§ **SET PROBLEM**
Output all lines exactly.
═══ MATERIAL SUPPLIED ═══
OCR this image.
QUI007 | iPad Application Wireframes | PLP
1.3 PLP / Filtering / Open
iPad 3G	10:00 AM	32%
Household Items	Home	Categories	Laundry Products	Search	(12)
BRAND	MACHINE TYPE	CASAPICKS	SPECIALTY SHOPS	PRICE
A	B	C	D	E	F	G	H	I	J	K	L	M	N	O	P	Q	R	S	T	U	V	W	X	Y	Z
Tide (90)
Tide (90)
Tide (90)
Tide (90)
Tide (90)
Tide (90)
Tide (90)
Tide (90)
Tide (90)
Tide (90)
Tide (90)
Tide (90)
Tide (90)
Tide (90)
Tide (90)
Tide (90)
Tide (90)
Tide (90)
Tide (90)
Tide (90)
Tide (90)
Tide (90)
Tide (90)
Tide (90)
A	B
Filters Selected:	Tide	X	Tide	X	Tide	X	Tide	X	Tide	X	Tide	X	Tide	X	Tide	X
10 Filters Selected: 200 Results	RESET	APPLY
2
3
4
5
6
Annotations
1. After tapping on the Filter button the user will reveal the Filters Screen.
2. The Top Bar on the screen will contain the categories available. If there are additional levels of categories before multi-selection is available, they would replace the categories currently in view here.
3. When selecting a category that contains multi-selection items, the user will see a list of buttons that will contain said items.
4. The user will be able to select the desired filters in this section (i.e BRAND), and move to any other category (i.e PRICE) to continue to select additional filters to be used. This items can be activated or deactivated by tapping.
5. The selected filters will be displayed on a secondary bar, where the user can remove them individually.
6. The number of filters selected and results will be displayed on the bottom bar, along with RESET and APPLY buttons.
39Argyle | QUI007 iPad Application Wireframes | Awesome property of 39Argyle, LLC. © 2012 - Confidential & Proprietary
═══
§ **ANSWER TO THE PROBLEM**
OCR this image.
QUI007 | iPad Application Wireframes | PLP
1.3 PLP / Filtering / Open
iPad 3G	10:00 AM	32%
Household Items	Home	Categories	Laundry Products	Search	(12)
BRAND	MACHINE TYPE	CASAPICKS	SPECIALTY SHOPS	PRICE
A	B	C	D	E	F	G	H	I	J	K	L	M	N	O	P	Q	R	S	T	U	V	W	X	Y	Z
Tide (90)
Tide (90)
Tide (90)
Tide (90)
Tide (90)
Tide (90)
Tide (90)
Tide (90)
Tide (90)
Tide (90)
Tide (90)
Tide (90)
Tide (90)
Tide (90)
Tide (90)
Tide (90)
Tide (90)
Tide (90)
Tide (90)
Tide (90)
Tide (90)
Tide (90)
Tide (90)
Tide (90)
A	B
Filters Selected:	Tide	X	Tide	X	Tide	X	Tide	X	Tide	X	Tide	X	Tide	X	Tide	X
10 Filters Selected: 200 Results	RESET	APPLY
2
3
4
5
6
Annotations
1. After tapping on the Filter button the user will reveal the Filters Screen.
2. The Top Bar on the screen will contain the categories available. If there are additional levels of categories before multi-selection is available, they would replace the categories currently in view here.
3. When selecting a category that contains multi-selection items, the user will see a list of buttons that will contain said items.
4. The user will be able to select the desired filters in this section (i.e BRAND), and move to any other category (i.e PRICE) to continue to select additional filters to be used. This items can be activated or deactivated by tapping.
5. The selected filters will be displayed on a secondary bar, where the user can remove them individually.
6. The number of filters selected and results will be displayed on the bottom bar, along with RESET and APPLY buttons.
39Argyle | QUI007 iPad Application Wireframes | Awesome property of 39Argyle, LLC. © 2012 - Confidential & Proprietary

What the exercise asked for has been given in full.